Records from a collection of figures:
◇ ◇ ◇ ◇ ◇
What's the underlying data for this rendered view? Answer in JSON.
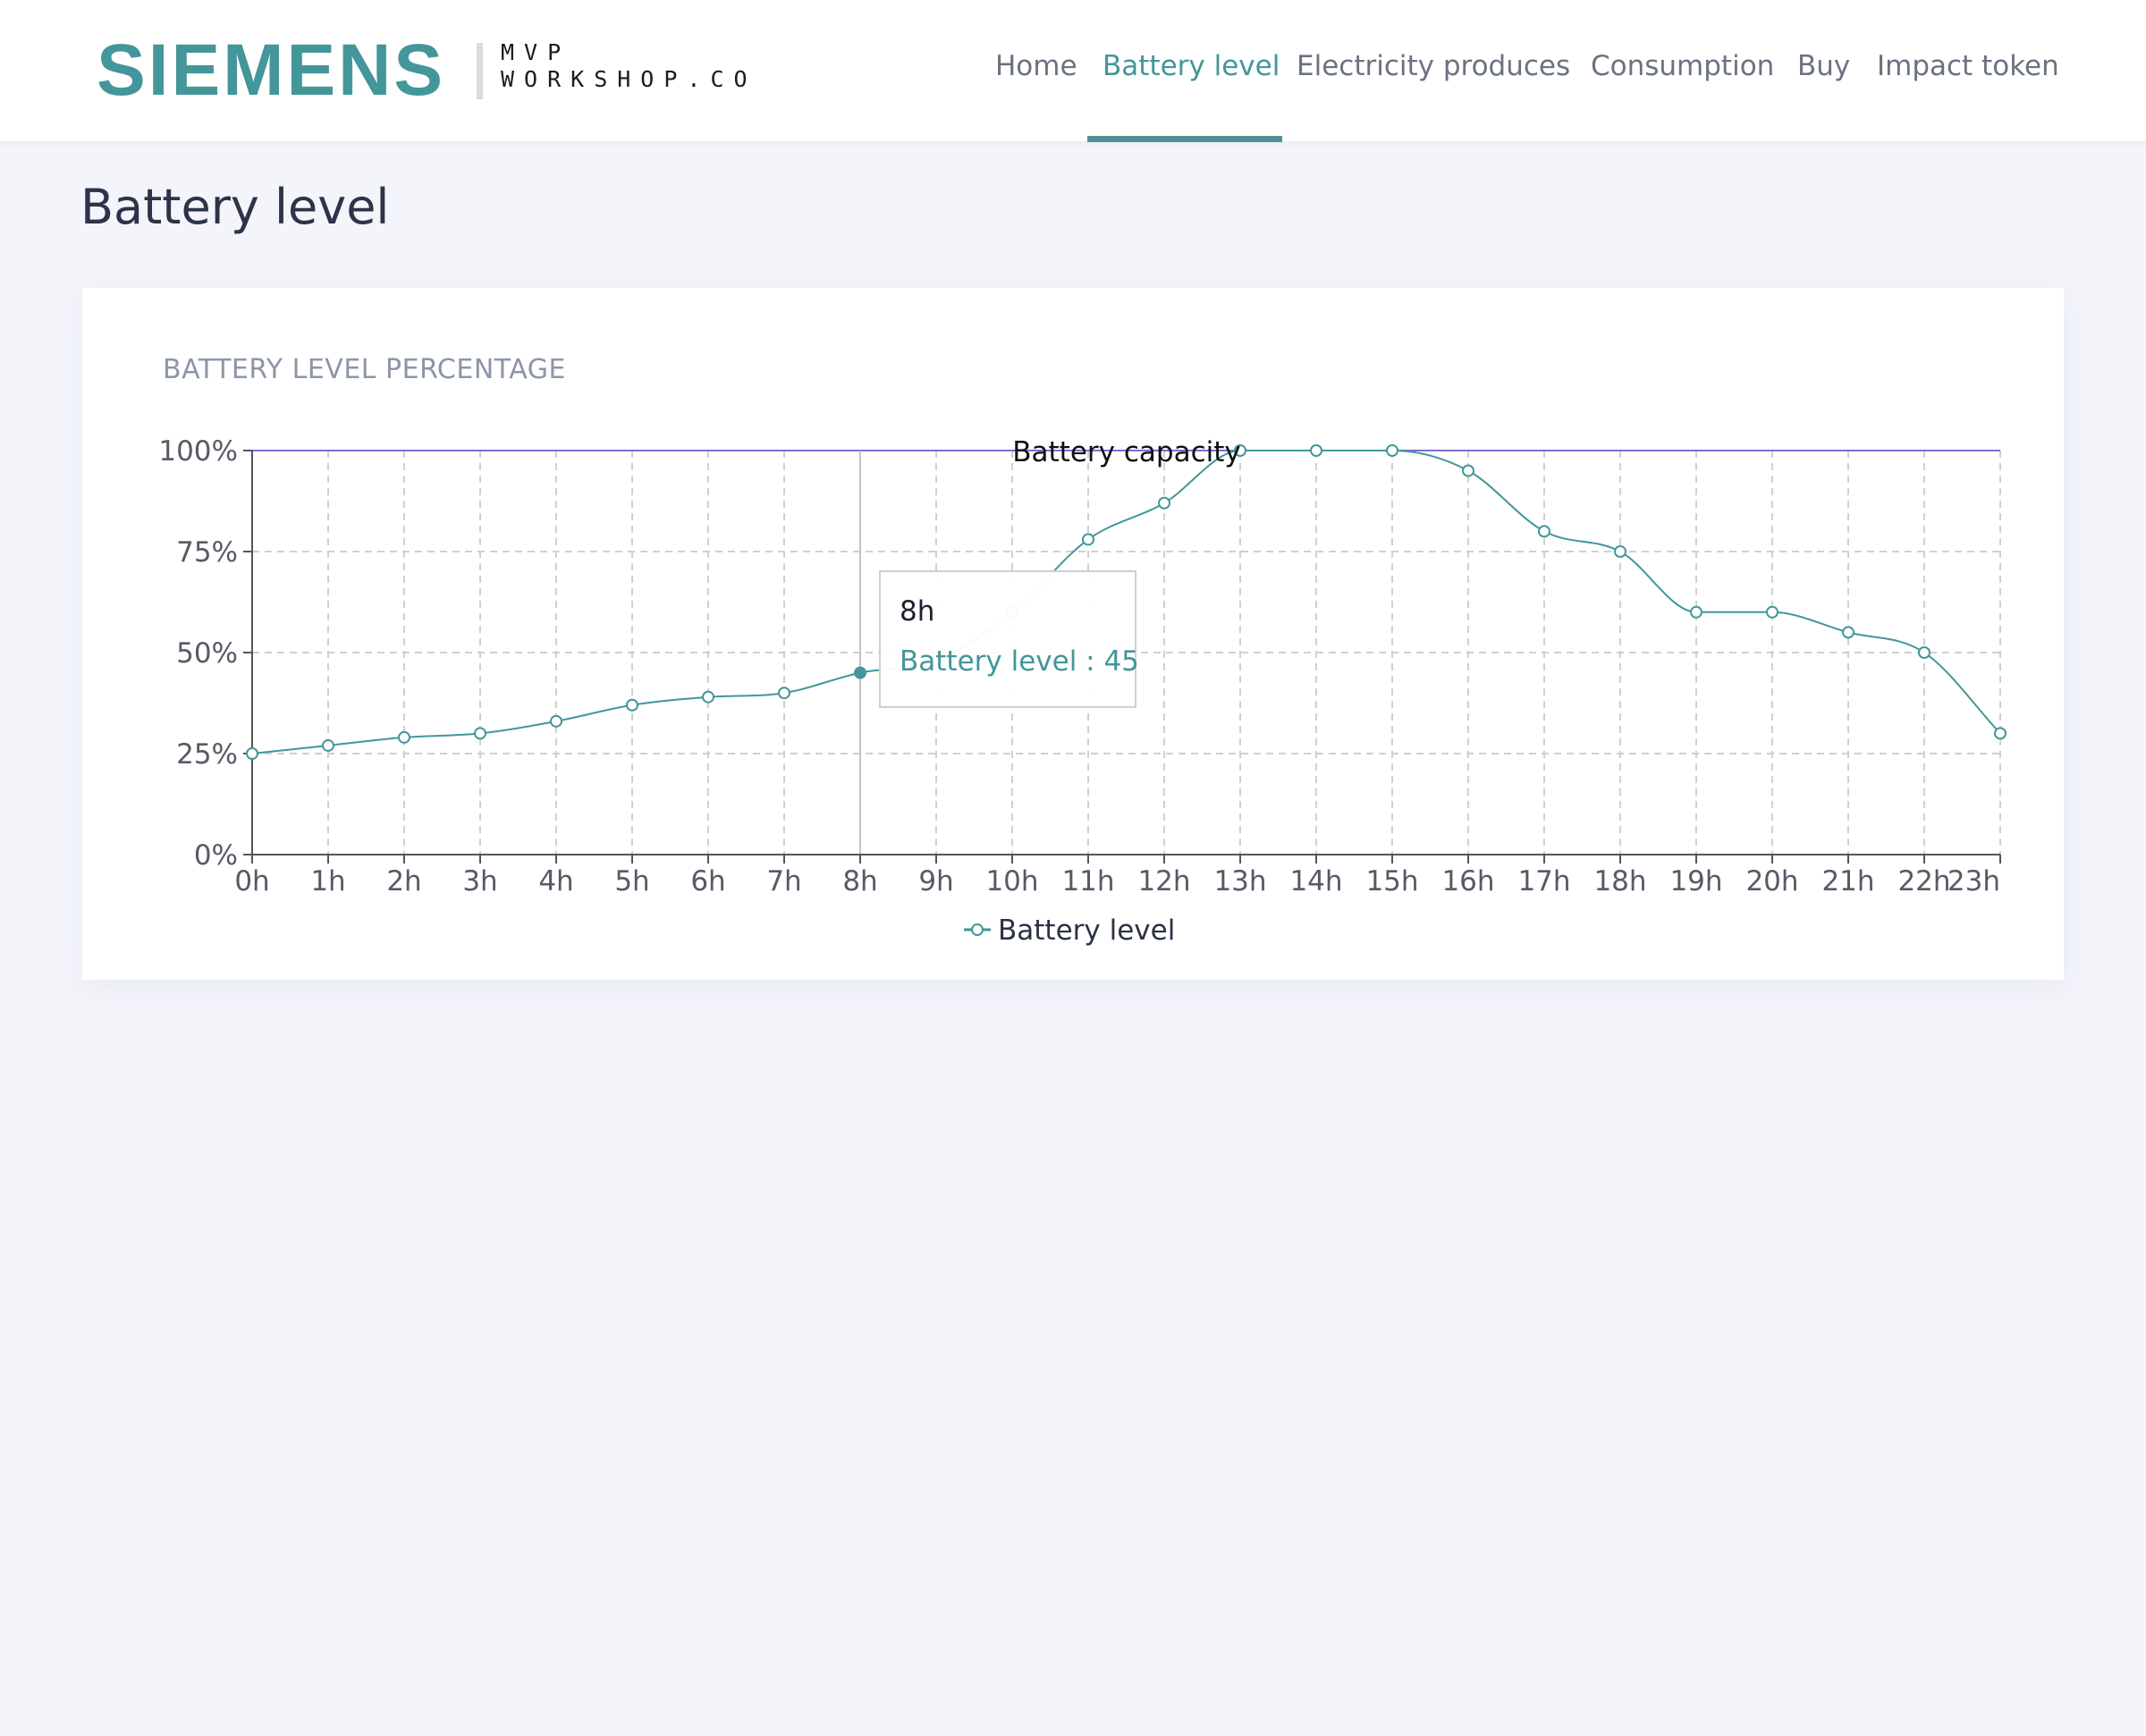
{
  "header": {
    "brand": "SIEMENS",
    "partner_line1": "MVP",
    "partner_line2": "WORKSHOP.CO",
    "nav": [
      {
        "label": "Home",
        "active": false
      },
      {
        "label": "Battery level",
        "active": true
      },
      {
        "label": "Electricity produces",
        "active": false
      },
      {
        "label": "Consumption",
        "active": false
      },
      {
        "label": "Buy",
        "active": false
      },
      {
        "label": "Impact token",
        "active": false
      }
    ]
  },
  "page": {
    "title": "Battery level"
  },
  "card": {
    "title": "BATTERY LEVEL PERCENTAGE"
  },
  "colors": {
    "accent": "#43969a",
    "reference_line": "#7b6fd6",
    "grid": "#d0d0d0",
    "axis": "#555555"
  },
  "tooltip": {
    "title": "8h",
    "value_text": "Battery level : 45"
  },
  "chart_data": {
    "type": "line",
    "categories": [
      "0h",
      "1h",
      "2h",
      "3h",
      "4h",
      "5h",
      "6h",
      "7h",
      "8h",
      "9h",
      "10h",
      "11h",
      "12h",
      "13h",
      "14h",
      "15h",
      "16h",
      "17h",
      "18h",
      "19h",
      "20h",
      "21h",
      "22h",
      "23h"
    ],
    "series": [
      {
        "name": "Battery level",
        "values": [
          25,
          27,
          29,
          30,
          33,
          37,
          39,
          40,
          45,
          48,
          60,
          78,
          87,
          100,
          100,
          100,
          95,
          80,
          75,
          60,
          60,
          55,
          50,
          30
        ]
      }
    ],
    "y_ticks": [
      "0%",
      "25%",
      "50%",
      "75%",
      "100%"
    ],
    "ylim": [
      0,
      100
    ],
    "reference_line": {
      "value": 100,
      "label": "Battery capacity"
    },
    "grid": true,
    "legend": {
      "position": "bottom-center",
      "label": "Battery level"
    },
    "highlighted_category": "8h",
    "highlighted_value": 45
  }
}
◇ ◇ ◇ ◇ ◇
* YOUR TASK *
Search the entries for the word "title" and pick out every line that holds it.

* REPLY *
    "title": "Battery level"
    "title": "BATTERY LEVEL PERCENTAGE"
    "title": "8h",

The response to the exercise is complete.